Given records –
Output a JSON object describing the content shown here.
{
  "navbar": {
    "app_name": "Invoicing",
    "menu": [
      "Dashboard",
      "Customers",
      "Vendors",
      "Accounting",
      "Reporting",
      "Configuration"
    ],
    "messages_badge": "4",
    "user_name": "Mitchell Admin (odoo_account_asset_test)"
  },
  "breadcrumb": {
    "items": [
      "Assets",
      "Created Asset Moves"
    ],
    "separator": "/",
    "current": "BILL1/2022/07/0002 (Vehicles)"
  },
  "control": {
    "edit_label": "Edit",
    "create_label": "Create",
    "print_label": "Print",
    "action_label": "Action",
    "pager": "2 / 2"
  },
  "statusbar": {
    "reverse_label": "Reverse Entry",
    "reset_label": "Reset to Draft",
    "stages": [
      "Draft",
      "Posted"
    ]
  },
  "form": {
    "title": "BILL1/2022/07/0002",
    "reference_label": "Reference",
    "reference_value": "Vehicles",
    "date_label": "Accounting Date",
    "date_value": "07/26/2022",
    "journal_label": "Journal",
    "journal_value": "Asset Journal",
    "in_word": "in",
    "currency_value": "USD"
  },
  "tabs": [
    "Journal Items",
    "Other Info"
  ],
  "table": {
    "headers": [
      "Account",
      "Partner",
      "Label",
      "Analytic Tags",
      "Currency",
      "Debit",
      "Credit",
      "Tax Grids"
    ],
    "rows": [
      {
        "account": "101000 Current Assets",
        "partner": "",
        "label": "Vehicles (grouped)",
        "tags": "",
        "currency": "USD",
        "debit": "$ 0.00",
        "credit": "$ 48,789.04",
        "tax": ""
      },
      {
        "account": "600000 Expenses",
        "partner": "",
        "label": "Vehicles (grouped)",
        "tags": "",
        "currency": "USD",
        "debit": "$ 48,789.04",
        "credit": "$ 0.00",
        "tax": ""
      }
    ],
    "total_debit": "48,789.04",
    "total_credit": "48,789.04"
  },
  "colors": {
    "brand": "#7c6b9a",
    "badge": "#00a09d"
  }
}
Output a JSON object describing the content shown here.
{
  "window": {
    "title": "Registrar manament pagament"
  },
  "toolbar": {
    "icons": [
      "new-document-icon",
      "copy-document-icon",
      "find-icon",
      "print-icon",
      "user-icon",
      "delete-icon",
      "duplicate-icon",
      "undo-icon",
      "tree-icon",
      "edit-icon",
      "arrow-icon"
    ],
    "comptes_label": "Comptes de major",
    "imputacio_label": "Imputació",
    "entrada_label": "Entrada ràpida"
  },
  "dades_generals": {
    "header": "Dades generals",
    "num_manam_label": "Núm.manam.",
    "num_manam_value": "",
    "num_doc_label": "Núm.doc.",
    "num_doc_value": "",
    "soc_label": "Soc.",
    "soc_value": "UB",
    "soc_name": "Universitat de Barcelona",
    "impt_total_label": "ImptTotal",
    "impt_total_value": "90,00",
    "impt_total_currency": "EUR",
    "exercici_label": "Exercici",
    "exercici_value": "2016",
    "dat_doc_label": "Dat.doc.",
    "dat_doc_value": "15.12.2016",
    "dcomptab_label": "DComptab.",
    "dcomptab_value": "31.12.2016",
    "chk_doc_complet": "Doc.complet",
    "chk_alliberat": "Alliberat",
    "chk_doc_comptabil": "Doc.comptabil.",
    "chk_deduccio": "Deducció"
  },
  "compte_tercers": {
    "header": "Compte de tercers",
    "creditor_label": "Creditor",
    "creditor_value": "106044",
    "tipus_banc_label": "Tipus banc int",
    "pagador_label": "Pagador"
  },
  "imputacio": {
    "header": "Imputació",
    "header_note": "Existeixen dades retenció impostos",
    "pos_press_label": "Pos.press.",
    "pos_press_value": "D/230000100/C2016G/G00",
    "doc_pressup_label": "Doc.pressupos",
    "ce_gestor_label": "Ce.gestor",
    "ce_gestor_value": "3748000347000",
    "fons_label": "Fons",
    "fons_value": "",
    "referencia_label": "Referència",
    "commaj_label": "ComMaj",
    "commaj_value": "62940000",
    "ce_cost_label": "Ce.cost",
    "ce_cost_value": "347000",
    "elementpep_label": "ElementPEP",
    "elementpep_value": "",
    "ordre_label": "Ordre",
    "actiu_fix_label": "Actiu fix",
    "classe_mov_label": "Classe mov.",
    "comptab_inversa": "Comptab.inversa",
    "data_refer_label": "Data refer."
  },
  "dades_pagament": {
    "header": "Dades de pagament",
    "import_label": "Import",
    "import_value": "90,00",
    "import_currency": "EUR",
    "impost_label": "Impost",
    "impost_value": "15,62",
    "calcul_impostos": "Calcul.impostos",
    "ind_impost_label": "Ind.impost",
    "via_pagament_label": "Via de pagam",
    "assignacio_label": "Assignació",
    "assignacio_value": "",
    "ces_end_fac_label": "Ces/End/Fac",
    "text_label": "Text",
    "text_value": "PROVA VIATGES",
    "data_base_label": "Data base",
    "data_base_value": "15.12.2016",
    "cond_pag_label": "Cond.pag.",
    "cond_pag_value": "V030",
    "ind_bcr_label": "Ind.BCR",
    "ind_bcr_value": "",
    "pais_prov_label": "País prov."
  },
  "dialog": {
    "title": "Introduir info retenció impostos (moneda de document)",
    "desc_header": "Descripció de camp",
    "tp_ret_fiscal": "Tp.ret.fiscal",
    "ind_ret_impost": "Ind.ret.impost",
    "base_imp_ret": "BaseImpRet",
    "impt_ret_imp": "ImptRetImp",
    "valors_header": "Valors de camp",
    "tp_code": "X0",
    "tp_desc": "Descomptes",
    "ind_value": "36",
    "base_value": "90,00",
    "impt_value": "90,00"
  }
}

Work to be completed – Copy all the lines, exactly.

Answer to this exercise –
Output a JSON object describing the content shown here.
{
  "navbar": {
    "app_name": "Invoicing",
    "menu": [
      "Dashboard",
      "Customers",
      "Vendors",
      "Accounting",
      "Reporting",
      "Configuration"
    ],
    "messages_badge": "4",
    "user_name": "Mitchell Admin (odoo_account_asset_test)"
  },
  "breadcrumb": {
    "items": [
      "Assets",
      "Created Asset Moves"
    ],
    "separator": "/",
    "current": "BILL1/2022/07/0002 (Vehicles)"
  },
  "control": {
    "edit_label": "Edit",
    "create_label": "Create",
    "print_label": "Print",
    "action_label": "Action",
    "pager": "2 / 2"
  },
  "statusbar": {
    "reverse_label": "Reverse Entry",
    "reset_label": "Reset to Draft",
    "stages": [
      "Draft",
      "Posted"
    ]
  },
  "form": {
    "title": "BILL1/2022/07/0002",
    "reference_label": "Reference",
    "reference_value": "Vehicles",
    "date_label": "Accounting Date",
    "date_value": "07/26/2022",
    "journal_label": "Journal",
    "journal_value": "Asset Journal",
    "in_word": "in",
    "currency_value": "USD"
  },
  "tabs": [
    "Journal Items",
    "Other Info"
  ],
  "table": {
    "headers": [
      "Account",
      "Partner",
      "Label",
      "Analytic Tags",
      "Currency",
      "Debit",
      "Credit",
      "Tax Grids"
    ],
    "rows": [
      {
        "account": "101000 Current Assets",
        "partner": "",
        "label": "Vehicles (grouped)",
        "tags": "",
        "currency": "USD",
        "debit": "$ 0.00",
        "credit": "$ 48,789.04",
        "tax": ""
      },
      {
        "account": "600000 Expenses",
        "partner": "",
        "label": "Vehicles (grouped)",
        "tags": "",
        "currency": "USD",
        "debit": "$ 48,789.04",
        "credit": "$ 0.00",
        "tax": ""
      }
    ],
    "total_debit": "48,789.04",
    "total_credit": "48,789.04"
  },
  "colors": {
    "brand": "#7c6b9a",
    "badge": "#00a09d"
  }
}
Output a JSON object describing the content shown here.
{
  "window": {
    "title": "Registrar manament pagament"
  },
  "toolbar": {
    "icons": [
      "new-document-icon",
      "copy-document-icon",
      "find-icon",
      "print-icon",
      "user-icon",
      "delete-icon",
      "duplicate-icon",
      "undo-icon",
      "tree-icon",
      "edit-icon",
      "arrow-icon"
    ],
    "comptes_label": "Comptes de major",
    "imputacio_label": "Imputació",
    "entrada_label": "Entrada ràpida"
  },
  "dades_generals": {
    "header": "Dades generals",
    "num_manam_label": "Núm.manam.",
    "num_manam_value": "",
    "num_doc_label": "Núm.doc.",
    "num_doc_value": "",
    "soc_label": "Soc.",
    "soc_value": "UB",
    "soc_name": "Universitat de Barcelona",
    "impt_total_label": "ImptTotal",
    "impt_total_value": "90,00",
    "impt_total_currency": "EUR",
    "exercici_label": "Exercici",
    "exercici_value": "2016",
    "dat_doc_label": "Dat.doc.",
    "dat_doc_value": "15.12.2016",
    "dcomptab_label": "DComptab.",
    "dcomptab_value": "31.12.2016",
    "chk_doc_complet": "Doc.complet",
    "chk_alliberat": "Alliberat",
    "chk_doc_comptabil": "Doc.comptabil.",
    "chk_deduccio": "Deducció"
  },
  "compte_tercers": {
    "header": "Compte de tercers",
    "creditor_label": "Creditor",
    "creditor_value": "106044",
    "tipus_banc_label": "Tipus banc int",
    "pagador_label": "Pagador"
  },
  "imputacio": {
    "header": "Imputació",
    "header_note": "Existeixen dades retenció impostos",
    "pos_press_label": "Pos.press.",
    "pos_press_value": "D/230000100/C2016G/G00",
    "doc_pressup_label": "Doc.pressupos",
    "ce_gestor_label": "Ce.gestor",
    "ce_gestor_value": "3748000347000",
    "fons_label": "Fons",
    "fons_value": "",
    "referencia_label": "Referència",
    "commaj_label": "ComMaj",
    "commaj_value": "62940000",
    "ce_cost_label": "Ce.cost",
    "ce_cost_value": "347000",
    "elementpep_label": "ElementPEP",
    "elementpep_value": "",
    "ordre_label": "Ordre",
    "actiu_fix_label": "Actiu fix",
    "classe_mov_label": "Classe mov.",
    "comptab_inversa": "Comptab.inversa",
    "data_refer_label": "Data refer."
  },
  "dades_pagament": {
    "header": "Dades de pagament",
    "import_label": "Import",
    "import_value": "90,00",
    "import_currency": "EUR",
    "impost_label": "Impost",
    "impost_value": "15,62",
    "calcul_impostos": "Calcul.impostos",
    "ind_impost_label": "Ind.impost",
    "via_pagament_label": "Via de pagam",
    "assignacio_label": "Assignació",
    "assignacio_value": "",
    "ces_end_fac_label": "Ces/End/Fac",
    "text_label": "Text",
    "text_value": "PROVA VIATGES",
    "data_base_label": "Data base",
    "data_base_value": "15.12.2016",
    "cond_pag_label": "Cond.pag.",
    "cond_pag_value": "V030",
    "ind_bcr_label": "Ind.BCR",
    "ind_bcr_value": "",
    "pais_prov_label": "País prov."
  },
  "dialog": {
    "title": "Introduir info retenció impostos (moneda de document)",
    "desc_header": "Descripció de camp",
    "tp_ret_fiscal": "Tp.ret.fiscal",
    "ind_ret_impost": "Ind.ret.impost",
    "base_imp_ret": "BaseImpRet",
    "impt_ret_imp": "ImptRetImp",
    "valors_header": "Valors de camp",
    "tp_code": "X0",
    "tp_desc": "Descomptes",
    "ind_value": "36",
    "base_value": "90,00",
    "impt_value": "90,00"
  }
}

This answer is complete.